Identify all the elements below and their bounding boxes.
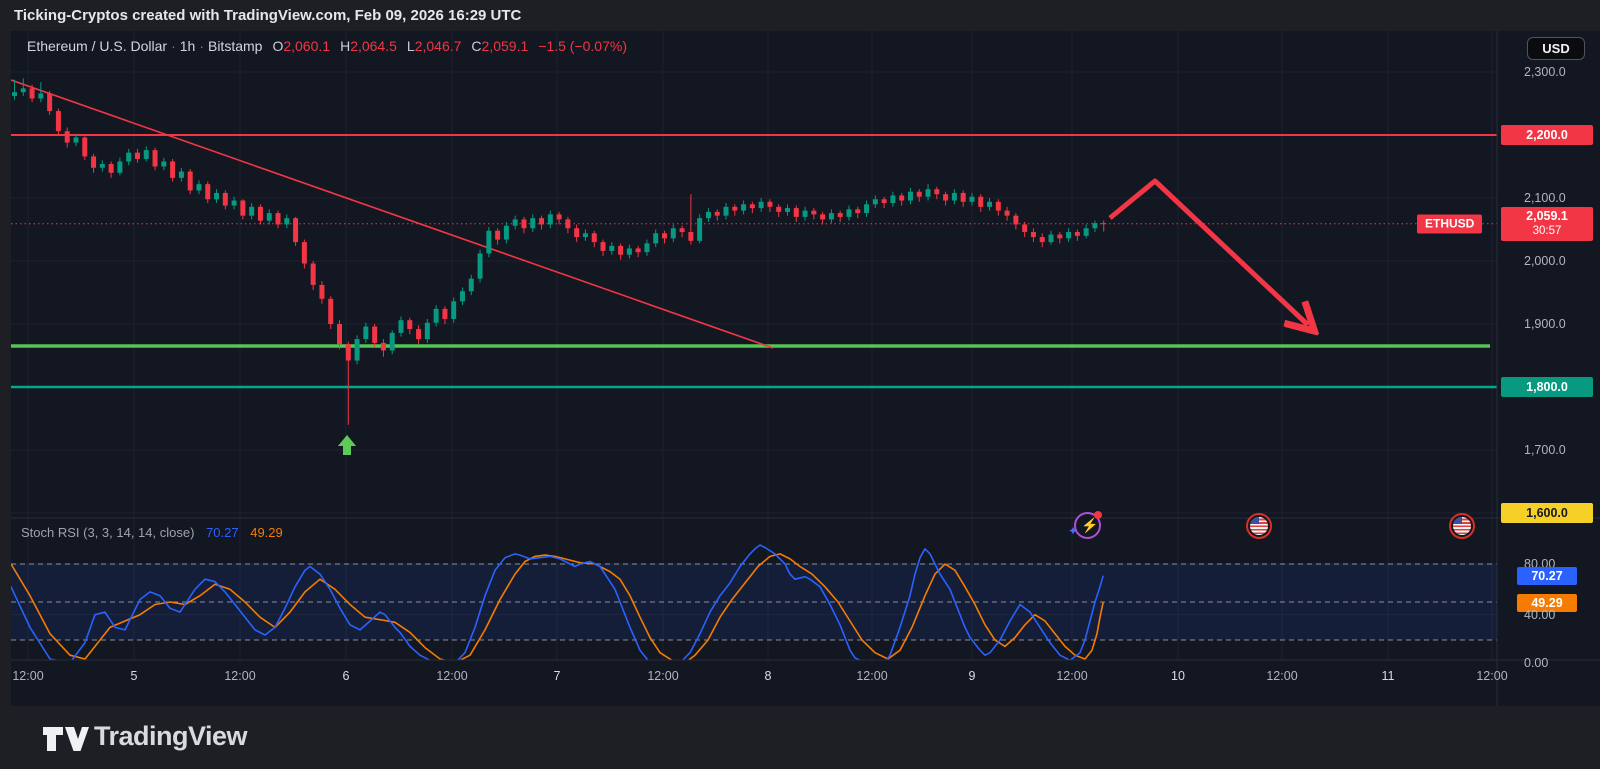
price-level-badge: 1,600.0: [1501, 503, 1593, 523]
ohlc-value: 2,060.1: [283, 38, 330, 54]
change-value: −1.5 (−0.07%): [538, 38, 627, 54]
price-axis-label: 2,100.0: [1524, 191, 1566, 205]
ohlc-key: C: [471, 38, 481, 54]
time-axis-label: 12:00: [647, 669, 678, 683]
candlestick-series[interactable]: [12, 78, 1106, 425]
stoch-rsi-title: Stoch RSI (3, 3, 14, 14, close): [21, 525, 194, 540]
us-economic-event-icon[interactable]: [1449, 513, 1475, 539]
time-axis-label: 12:00: [856, 669, 887, 683]
ohlc-key: O: [272, 38, 283, 54]
currency-toggle-button[interactable]: USD: [1527, 37, 1585, 60]
attribution-text: Ticking-Cryptos created with TradingView…: [14, 7, 521, 24]
tradingview-wordmark[interactable]: TradingView: [94, 721, 247, 752]
time-axis-label: 12:00: [12, 669, 43, 683]
time-axis-label: 12:00: [1056, 669, 1087, 683]
us-flag-icon: [1453, 517, 1471, 535]
exchange-label[interactable]: Bitstamp: [208, 38, 262, 54]
ohlc-values: O2,060.1 H2,064.5 L2,046.7 C2,059.1: [262, 38, 528, 54]
price-axis-label: 2,000.0: [1524, 254, 1566, 268]
chart-widget[interactable]: Ethereum / U.S. Dollar·1h·BitstampO2,060…: [11, 31, 1600, 706]
time-axis-label: 12:00: [1476, 669, 1507, 683]
time-axis-label: 12:00: [436, 669, 467, 683]
stoch-k-value: 70.27: [206, 525, 239, 540]
ohlc-key: H: [340, 38, 350, 54]
price-axis-label: 2,300.0: [1524, 65, 1566, 79]
lightning-bolt-icon: ⚡: [1081, 517, 1098, 534]
time-axis-label: 8: [765, 669, 772, 683]
stoch-axis-label: 40.00: [1524, 608, 1555, 622]
ohlc-value: 2,046.7: [415, 38, 462, 54]
price-level-badge: 1,800.0: [1501, 377, 1593, 397]
symbol-name[interactable]: Ethereum / U.S. Dollar: [27, 38, 167, 54]
ohlc-value: 2,059.1: [482, 38, 529, 54]
ohlc-key: L: [407, 38, 415, 54]
interval-label[interactable]: 1h: [180, 38, 196, 54]
price-axis-label: 1,900.0: [1524, 317, 1566, 331]
time-axis-label: 7: [554, 669, 561, 683]
price-axis-label: 1,700.0: [1524, 443, 1566, 457]
ohlc-value: 2,064.5: [350, 38, 397, 54]
stoch-value-badge: 70.27: [1517, 567, 1577, 585]
descending-trendline[interactable]: [11, 80, 773, 348]
time-axis-label: 6: [343, 669, 350, 683]
current-price-badge: 2,059.130:57: [1501, 207, 1593, 241]
symbol-legend: Ethereum / U.S. Dollar·1h·BitstampO2,060…: [27, 38, 627, 54]
time-axis-label: 5: [131, 669, 138, 683]
time-axis-label: 12:00: [1266, 669, 1297, 683]
time-axis-label: 10: [1171, 669, 1185, 683]
bearish-projection-arrow[interactable]: [1110, 181, 1308, 325]
notification-dot: [1094, 511, 1102, 519]
buy-arrow-stem: [343, 445, 351, 455]
us-flag-icon: [1250, 517, 1268, 535]
stoch-axis-label: 0.00: [1524, 656, 1548, 670]
price-level-badge: 2,200.0: [1501, 125, 1593, 145]
attribution-bar: Ticking-Cryptos created with TradingView…: [0, 0, 1600, 31]
stoch-rsi-legend[interactable]: Stoch RSI (3, 3, 14, 14, close) 70.27 49…: [21, 525, 283, 540]
tradingview-snapshot: Ticking-Cryptos created with TradingView…: [0, 0, 1600, 769]
stoch-d-value: 49.29: [250, 525, 283, 540]
tradingview-logo-icon[interactable]: [42, 726, 90, 752]
time-axis-label: 11: [1382, 669, 1395, 683]
symbol-name-badge: ETHUSD: [1417, 214, 1482, 233]
price-chart-canvas[interactable]: [11, 31, 1600, 706]
time-axis-label: 12:00: [224, 669, 255, 683]
time-axis-label: 9: [969, 669, 976, 683]
us-economic-event-icon[interactable]: [1246, 513, 1272, 539]
live-event-lightning-icon[interactable]: ⚡ ✦: [1074, 512, 1101, 539]
brand-bar: TradingView: [0, 706, 1600, 769]
sparkle-icon: ✦: [1068, 524, 1078, 538]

________________

REQUIREMENTS:
Can you edit the records above so that each "price-level-badge" becomes "price-marker", with everything else unchanged and the pictures left out?

ANSWER FOR THE TASK:
Identify all the elements below and their bounding boxes.
price-marker: 1,600.0: [1501, 503, 1593, 523]
ohlc-value: 2,060.1: [283, 38, 330, 54]
change-value: −1.5 (−0.07%): [538, 38, 627, 54]
price-axis-label: 2,100.0: [1524, 191, 1566, 205]
ohlc-key: C: [471, 38, 481, 54]
time-axis-label: 12:00: [647, 669, 678, 683]
candlestick-series[interactable]: [12, 78, 1106, 425]
stoch-rsi-title: Stoch RSI (3, 3, 14, 14, close): [21, 525, 194, 540]
us-economic-event-icon[interactable]: [1449, 513, 1475, 539]
time-axis-label: 12:00: [856, 669, 887, 683]
ohlc-key: O: [272, 38, 283, 54]
currency-toggle-button[interactable]: USD: [1527, 37, 1585, 60]
attribution-text: Ticking-Cryptos created with TradingView…: [14, 7, 521, 24]
tradingview-wordmark[interactable]: TradingView: [94, 721, 247, 752]
time-axis-label: 12:00: [12, 669, 43, 683]
time-axis-label: 12:00: [1056, 669, 1087, 683]
us-flag-icon: [1453, 517, 1471, 535]
exchange-label[interactable]: Bitstamp: [208, 38, 262, 54]
ohlc-values: O2,060.1 H2,064.5 L2,046.7 C2,059.1: [262, 38, 528, 54]
price-axis-label: 2,000.0: [1524, 254, 1566, 268]
chart-widget[interactable]: Ethereum / U.S. Dollar·1h·BitstampO2,060…: [11, 31, 1600, 706]
time-axis-label: 12:00: [1476, 669, 1507, 683]
time-axis-label: 12:00: [436, 669, 467, 683]
stoch-k-value: 70.27: [206, 525, 239, 540]
ohlc-key: H: [340, 38, 350, 54]
price-axis-label: 2,300.0: [1524, 65, 1566, 79]
lightning-bolt-icon: ⚡: [1081, 517, 1098, 534]
time-axis-label: 8: [765, 669, 772, 683]
stoch-axis-label: 40.00: [1524, 608, 1555, 622]
ohlc-value: 2,046.7: [415, 38, 462, 54]
price-marker: 1,800.0: [1501, 377, 1593, 397]
symbol-name[interactable]: Ethereum / U.S. Dollar: [27, 38, 167, 54]
ohlc-value: 2,059.1: [482, 38, 529, 54]
ohlc-key: L: [407, 38, 415, 54]
interval-label[interactable]: 1h: [180, 38, 196, 54]
price-axis-label: 1,900.0: [1524, 317, 1566, 331]
time-axis-label: 7: [554, 669, 561, 683]
price-axis-label: 1,700.0: [1524, 443, 1566, 457]
ohlc-value: 2,064.5: [350, 38, 397, 54]
stoch-value-badge: 70.27: [1517, 567, 1577, 585]
descending-trendline[interactable]: [11, 80, 773, 348]
time-axis-label: 6: [343, 669, 350, 683]
current-price-badge: 2,059.130:57: [1501, 207, 1593, 241]
symbol-legend: Ethereum / U.S. Dollar·1h·BitstampO2,060…: [27, 38, 627, 54]
time-axis-label: 5: [131, 669, 138, 683]
time-axis-label: 12:00: [1266, 669, 1297, 683]
time-axis-label: 10: [1171, 669, 1185, 683]
bearish-projection-arrow[interactable]: [1110, 181, 1308, 325]
notification-dot: [1094, 511, 1102, 519]
buy-arrow-stem: [343, 445, 351, 455]
us-flag-icon: [1250, 517, 1268, 535]
stoch-axis-label: 0.00: [1524, 656, 1548, 670]
price-marker: 2,200.0: [1501, 125, 1593, 145]
attribution-bar: Ticking-Cryptos created with TradingView…: [0, 0, 1600, 31]
stoch-rsi-legend[interactable]: Stoch RSI (3, 3, 14, 14, close) 70.27 49…: [21, 525, 283, 540]
tradingview-snapshot: Ticking-Cryptos created with TradingView…: [0, 0, 1600, 769]
stoch-d-value: 49.29: [250, 525, 283, 540]
tradingview-logo-icon[interactable]: [42, 726, 90, 752]
time-axis-label: 11: [1382, 669, 1395, 683]
symbol-name-badge: ETHUSD: [1417, 214, 1482, 233]
price-chart-canvas[interactable]: [11, 31, 1600, 706]
time-axis-label: 12:00: [224, 669, 255, 683]
time-axis-label: 9: [969, 669, 976, 683]
us-economic-event-icon[interactable]: [1246, 513, 1272, 539]
live-event-lightning-icon[interactable]: ⚡ ✦: [1074, 512, 1101, 539]
brand-bar: TradingView: [0, 706, 1600, 769]
sparkle-icon: ✦: [1068, 524, 1078, 538]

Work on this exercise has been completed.